SET EXERCISE: Copy out every line that contains the word "Negi".
⟨
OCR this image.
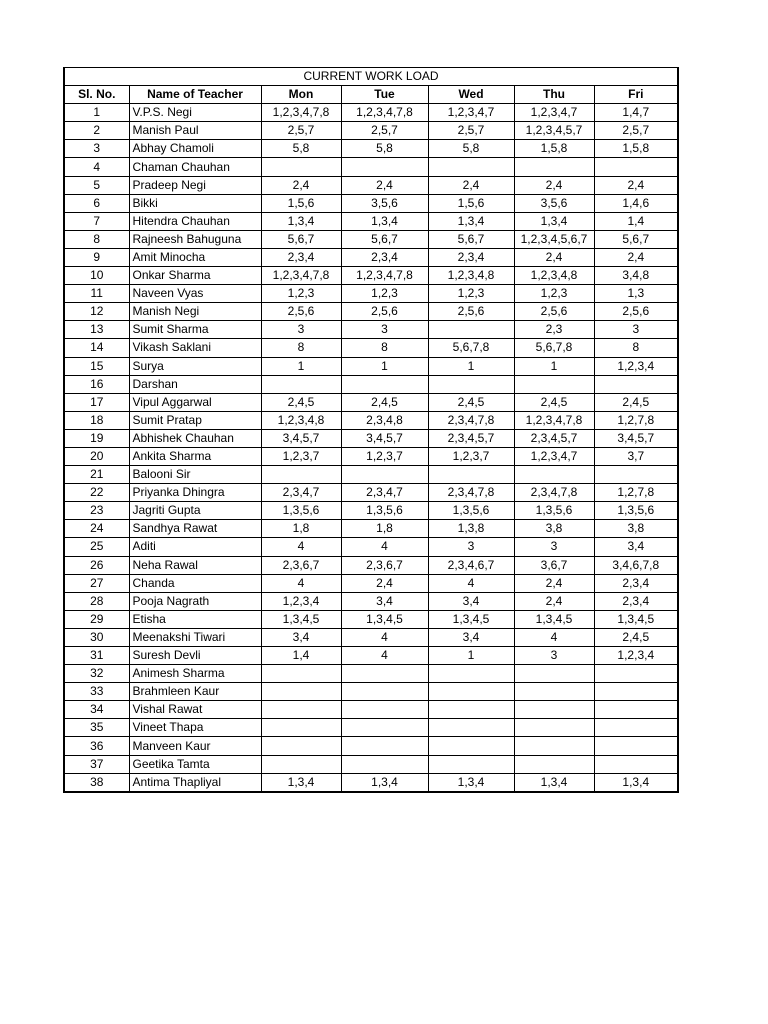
CURRENT WORK LOAD						
Sl. No.	Name of Teacher	Mon	Tue	Wed	Thu	Fri
1	V.P.S. Negi	1,2,3,4,7,8	1,2,3,4,7,8	1,2,3,4,7	1,2,3,4,7	1,4,7
2	Manish Paul	2,5,7	2,5,7	2,5,7	1,2,3,4,5,7	2,5,7
3	Abhay Chamoli	5,8	5,8	5,8	1,5,8	1,5,8
4	Chaman Chauhan					
5	Pradeep Negi	2,4	2,4	2,4	2,4	2,4
6	Bikki	1,5,6	3,5,6	1,5,6	3,5,6	1,4,6
7	Hitendra Chauhan	1,3,4	1,3,4	1,3,4	1,3,4	1,4
8	Rajneesh Bahuguna	5,6,7	5,6,7	5,6,7	1,2,3,4,5,6,7	5,6,7
9	Amit Minocha	2,3,4	2,3,4	2,3,4	2,4	2,4
10	Onkar Sharma	1,2,3,4,7,8	1,2,3,4,7,8	1,2,3,4,8	1,2,3,4,8	3,4,8
11	Naveen Vyas	1,2,3	1,2,3	1,2,3	1,2,3	1,3
12	Manish Negi	2,5,6	2,5,6	2,5,6	2,5,6	2,5,6
13	Sumit Sharma	3	3		2,3	3
14	Vikash Saklani	8	8	5,6,7,8	5,6,7,8	8
15	Surya	1	1	1	1	1,2,3,4
16	Darshan					
17	Vipul Aggarwal	2,4,5	2,4,5	2,4,5	2,4,5	2,4,5
18	Sumit Pratap	1,2,3,4,8	2,3,4,8	2,3,4,7,8	1,2,3,4,7,8	1,2,7,8
19	Abhishek Chauhan	3,4,5,7	3,4,5,7	2,3,4,5,7	2,3,4,5,7	3,4,5,7
20	Ankita Sharma	1,2,3,7	1,2,3,7	1,2,3,7	1,2,3,4,7	3,7
21	Balooni Sir					
22	Priyanka Dhingra	2,3,4,7	2,3,4,7	2,3,4,7,8	2,3,4,7,8	1,2,7,8
23	Jagriti Gupta	1,3,5,6	1,3,5,6	1,3,5,6	1,3,5,6	1,3,5,6
24	Sandhya Rawat	1,8	1,8	1,3,8	3,8	3,8
25	Aditi	4	4	3	3	3,4
26	Neha Rawal	2,3,6,7	2,3,6,7	2,3,4,6,7	3,6,7	3,4,6,7,8
27	Chanda	4	2,4	4	2,4	2,3,4
28	Pooja Nagrath	1,2,3,4	3,4	3,4	2,4	2,3,4
29	Etisha	1,3,4,5	1,3,4,5	1,3,4,5	1,3,4,5	1,3,4,5
30	Meenakshi Tiwari	3,4	4	3,4	4	2,4,5
31	Suresh Devli	1,4	4	1	3	1,2,3,4
32	Animesh Sharma					
33	Brahmleen Kaur					
34	Vishal Rawat					
35	Vineet Thapa					
36	Manveen Kaur					
37	Geetika Tamta					
38	Antima Thapliyal	1,3,4	1,3,4	1,3,4	1,3,4	1,3,4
⟩
ANSWER FOR THIS EXERCISE:
1	V.P.S. Negi	1,2,3,4,7,8	1,2,3,4,7,8	1,2,3,4,7	1,2,3,4,7	1,4,7
5	Pradeep Negi	2,4	2,4	2,4	2,4	2,4
12	Manish Negi	2,5,6	2,5,6	2,5,6	2,5,6	2,5,6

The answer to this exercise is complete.